Extract every line of the material that holds the string "Accel".

EXTRACTED MATERIAL:
* Begin *

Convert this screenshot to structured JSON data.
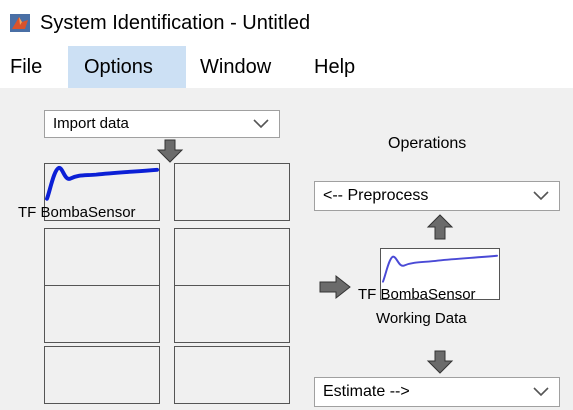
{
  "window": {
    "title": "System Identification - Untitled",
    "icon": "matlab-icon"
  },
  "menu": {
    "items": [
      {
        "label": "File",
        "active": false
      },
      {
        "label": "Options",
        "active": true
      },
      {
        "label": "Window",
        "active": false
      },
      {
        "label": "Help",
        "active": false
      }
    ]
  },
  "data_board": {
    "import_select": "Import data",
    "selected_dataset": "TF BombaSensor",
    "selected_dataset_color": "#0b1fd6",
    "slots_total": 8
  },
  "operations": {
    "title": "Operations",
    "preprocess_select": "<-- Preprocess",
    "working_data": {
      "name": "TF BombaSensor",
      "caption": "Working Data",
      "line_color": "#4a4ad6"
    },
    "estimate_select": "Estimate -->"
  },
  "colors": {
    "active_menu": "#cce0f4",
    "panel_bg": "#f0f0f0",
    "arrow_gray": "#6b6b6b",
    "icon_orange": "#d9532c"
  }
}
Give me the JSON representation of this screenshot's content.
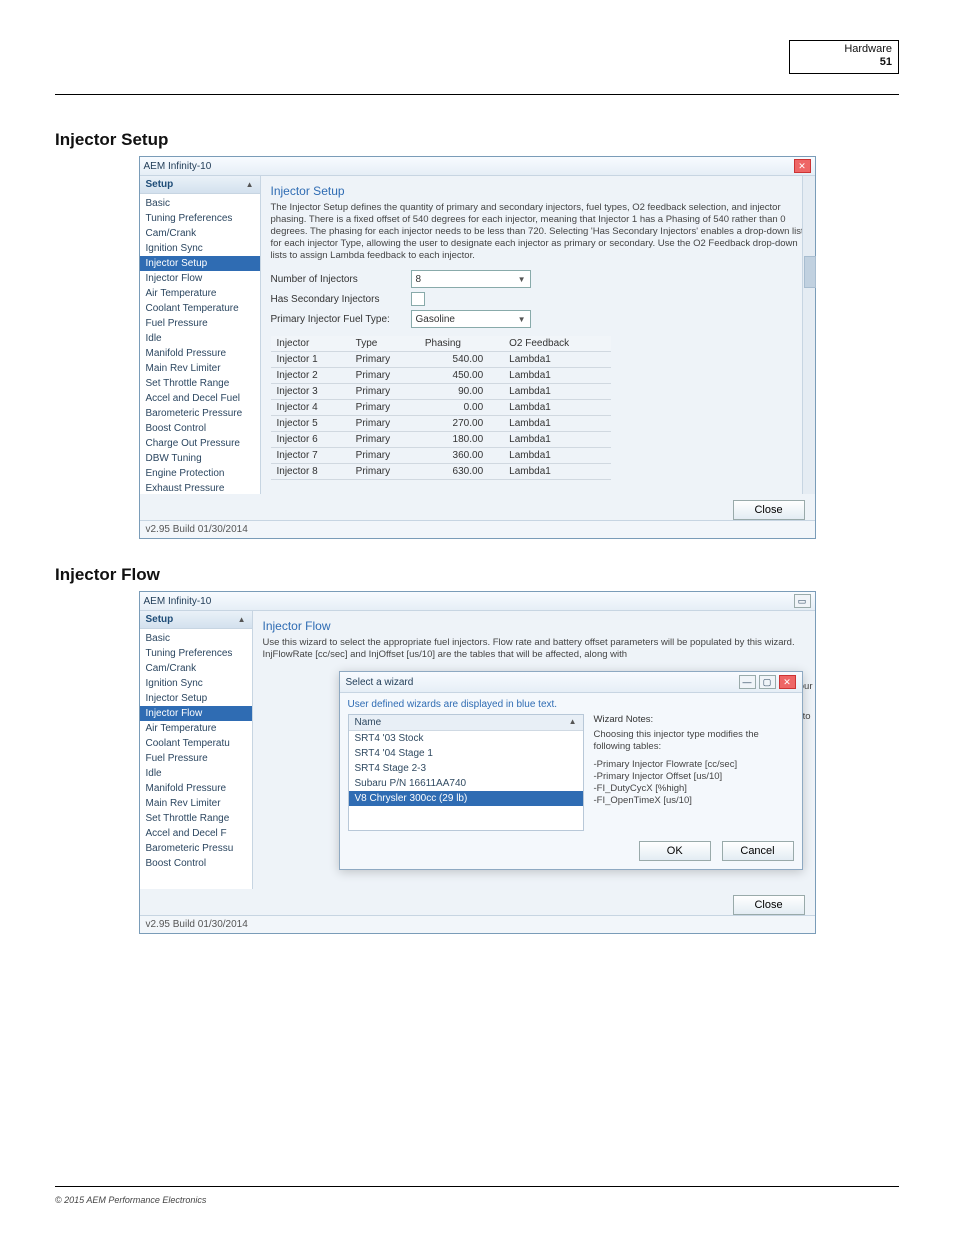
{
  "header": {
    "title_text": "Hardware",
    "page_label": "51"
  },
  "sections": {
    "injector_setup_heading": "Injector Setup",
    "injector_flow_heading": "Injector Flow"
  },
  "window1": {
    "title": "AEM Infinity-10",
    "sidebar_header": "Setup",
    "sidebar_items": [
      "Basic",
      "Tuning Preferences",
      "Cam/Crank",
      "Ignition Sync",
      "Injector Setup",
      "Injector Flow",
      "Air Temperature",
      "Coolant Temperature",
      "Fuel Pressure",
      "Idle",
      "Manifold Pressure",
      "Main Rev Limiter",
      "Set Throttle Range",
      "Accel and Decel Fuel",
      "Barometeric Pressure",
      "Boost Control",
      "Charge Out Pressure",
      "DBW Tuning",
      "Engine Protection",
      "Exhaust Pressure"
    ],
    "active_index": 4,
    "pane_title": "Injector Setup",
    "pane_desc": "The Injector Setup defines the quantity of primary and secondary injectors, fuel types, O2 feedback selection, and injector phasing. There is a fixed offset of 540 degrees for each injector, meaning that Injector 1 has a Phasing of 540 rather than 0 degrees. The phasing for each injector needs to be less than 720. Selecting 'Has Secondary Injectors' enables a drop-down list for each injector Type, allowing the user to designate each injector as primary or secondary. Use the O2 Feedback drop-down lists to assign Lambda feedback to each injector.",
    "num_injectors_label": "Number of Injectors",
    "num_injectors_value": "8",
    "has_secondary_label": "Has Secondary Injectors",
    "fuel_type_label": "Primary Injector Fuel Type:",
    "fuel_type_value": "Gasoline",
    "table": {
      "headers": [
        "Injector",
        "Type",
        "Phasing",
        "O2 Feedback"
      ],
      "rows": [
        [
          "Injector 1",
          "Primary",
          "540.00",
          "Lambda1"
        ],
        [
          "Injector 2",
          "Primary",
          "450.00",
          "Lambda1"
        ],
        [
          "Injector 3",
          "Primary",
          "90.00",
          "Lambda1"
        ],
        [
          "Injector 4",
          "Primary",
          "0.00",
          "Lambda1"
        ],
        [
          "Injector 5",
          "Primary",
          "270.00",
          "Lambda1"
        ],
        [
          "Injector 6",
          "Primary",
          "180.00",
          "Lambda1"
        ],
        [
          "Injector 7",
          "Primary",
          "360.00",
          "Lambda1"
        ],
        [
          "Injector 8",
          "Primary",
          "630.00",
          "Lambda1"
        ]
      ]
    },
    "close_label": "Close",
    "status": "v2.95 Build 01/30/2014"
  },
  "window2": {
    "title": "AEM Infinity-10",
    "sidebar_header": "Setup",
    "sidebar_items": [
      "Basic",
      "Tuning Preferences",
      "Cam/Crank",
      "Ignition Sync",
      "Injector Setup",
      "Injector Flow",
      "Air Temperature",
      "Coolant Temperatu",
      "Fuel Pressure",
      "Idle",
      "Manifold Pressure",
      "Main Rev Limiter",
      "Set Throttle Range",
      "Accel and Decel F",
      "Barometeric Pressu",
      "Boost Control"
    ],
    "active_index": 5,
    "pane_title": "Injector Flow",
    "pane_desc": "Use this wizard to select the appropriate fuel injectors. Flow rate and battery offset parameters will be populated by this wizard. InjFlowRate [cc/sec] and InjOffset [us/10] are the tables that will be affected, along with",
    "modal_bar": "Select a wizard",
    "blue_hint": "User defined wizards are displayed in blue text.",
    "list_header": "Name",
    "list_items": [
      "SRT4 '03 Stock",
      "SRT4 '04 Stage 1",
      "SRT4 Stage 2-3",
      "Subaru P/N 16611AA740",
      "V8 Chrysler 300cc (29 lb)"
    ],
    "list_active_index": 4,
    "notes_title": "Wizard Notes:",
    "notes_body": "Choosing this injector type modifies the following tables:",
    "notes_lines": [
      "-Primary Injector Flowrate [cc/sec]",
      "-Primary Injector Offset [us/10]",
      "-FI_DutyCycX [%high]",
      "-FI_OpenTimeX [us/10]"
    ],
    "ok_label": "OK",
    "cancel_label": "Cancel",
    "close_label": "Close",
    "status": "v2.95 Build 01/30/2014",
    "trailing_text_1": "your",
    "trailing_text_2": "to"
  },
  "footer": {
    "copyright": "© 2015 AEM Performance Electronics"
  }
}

* End *
* Begin *

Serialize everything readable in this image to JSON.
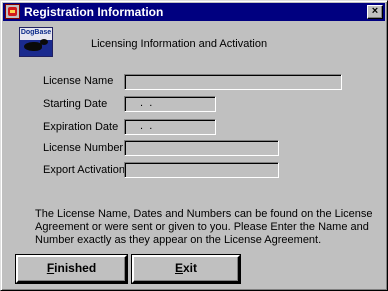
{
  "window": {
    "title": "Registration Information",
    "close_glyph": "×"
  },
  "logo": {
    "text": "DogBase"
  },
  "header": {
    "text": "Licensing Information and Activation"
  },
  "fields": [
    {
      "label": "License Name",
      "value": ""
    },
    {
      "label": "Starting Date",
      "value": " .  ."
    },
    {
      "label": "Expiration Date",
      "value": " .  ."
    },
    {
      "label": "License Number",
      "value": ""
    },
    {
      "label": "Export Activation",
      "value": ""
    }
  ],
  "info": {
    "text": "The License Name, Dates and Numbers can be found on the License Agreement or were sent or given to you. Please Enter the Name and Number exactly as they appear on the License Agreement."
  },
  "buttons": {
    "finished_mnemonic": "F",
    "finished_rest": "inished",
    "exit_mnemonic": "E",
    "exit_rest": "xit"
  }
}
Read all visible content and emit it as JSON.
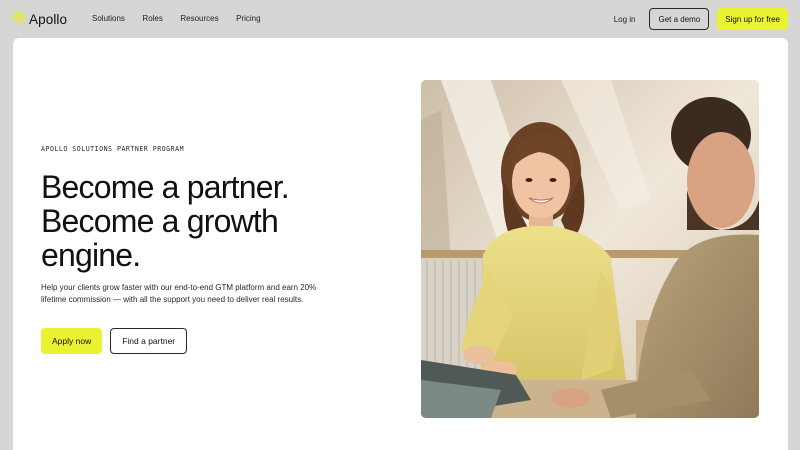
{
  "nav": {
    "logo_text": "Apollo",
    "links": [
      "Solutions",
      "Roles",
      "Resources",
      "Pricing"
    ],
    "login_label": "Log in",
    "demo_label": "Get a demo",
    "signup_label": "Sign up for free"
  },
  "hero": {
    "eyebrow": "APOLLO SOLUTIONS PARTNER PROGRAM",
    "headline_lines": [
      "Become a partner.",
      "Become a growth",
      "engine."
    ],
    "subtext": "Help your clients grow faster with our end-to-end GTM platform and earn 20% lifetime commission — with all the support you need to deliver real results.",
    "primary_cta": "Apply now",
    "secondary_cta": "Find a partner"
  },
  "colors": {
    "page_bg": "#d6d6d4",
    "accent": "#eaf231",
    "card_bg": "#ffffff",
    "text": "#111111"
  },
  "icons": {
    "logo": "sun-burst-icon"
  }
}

* End *

WRITTEN ANSWER:
      "Accel and Decel Fuel",
      "Accel and Decel F",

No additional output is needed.